**INSTRUCTIONS TO FOLLOW:** Report, word for word, every line of the material that contains "name".
-- start GIVEN RECORDS --
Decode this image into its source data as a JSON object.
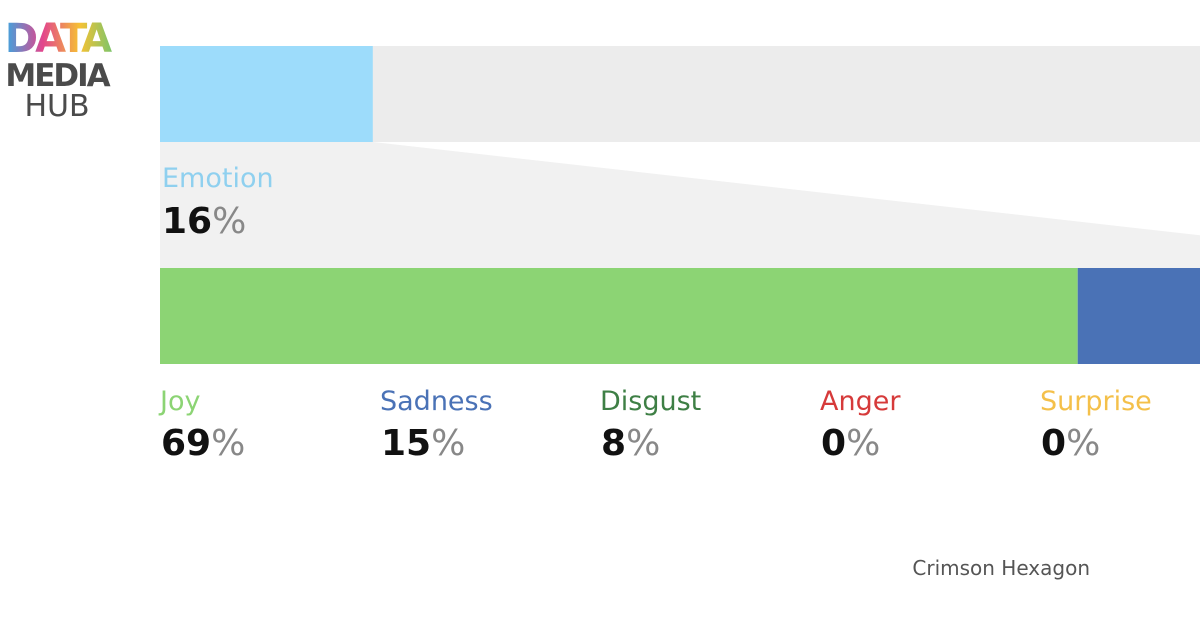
{
  "logo": {
    "lines": [
      "DATA",
      "MEDIA",
      "HUB"
    ]
  },
  "chart_data": {
    "type": "funnel-bar",
    "overall": {
      "name": "Emotion",
      "value": 16,
      "color": "#9ddcfb",
      "label_color": "#8fd0ef"
    },
    "unit": "%",
    "xlim": [
      0,
      100
    ],
    "series": [
      {
        "name": "Joy",
        "color": "#8cd474",
        "values": [
          69
        ]
      },
      {
        "name": "Sadness",
        "color": "#4a72b6",
        "values": [
          15
        ]
      },
      {
        "name": "Disgust",
        "color": "#3e7f45",
        "values": [
          8
        ]
      },
      {
        "name": "Anger",
        "color": "#d63a3a",
        "values": [
          0
        ]
      },
      {
        "name": "Surprise",
        "color": "#f4c04a",
        "values": [
          0
        ]
      }
    ],
    "source": "Crimson Hexagon"
  }
}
-- end GIVEN RECORDS --
**SOLVED PROBLEM:**
      "name": "Emotion",
        "name": "Joy",
        "name": "Sadness",
        "name": "Disgust",
        "name": "Anger",
        "name": "Surprise",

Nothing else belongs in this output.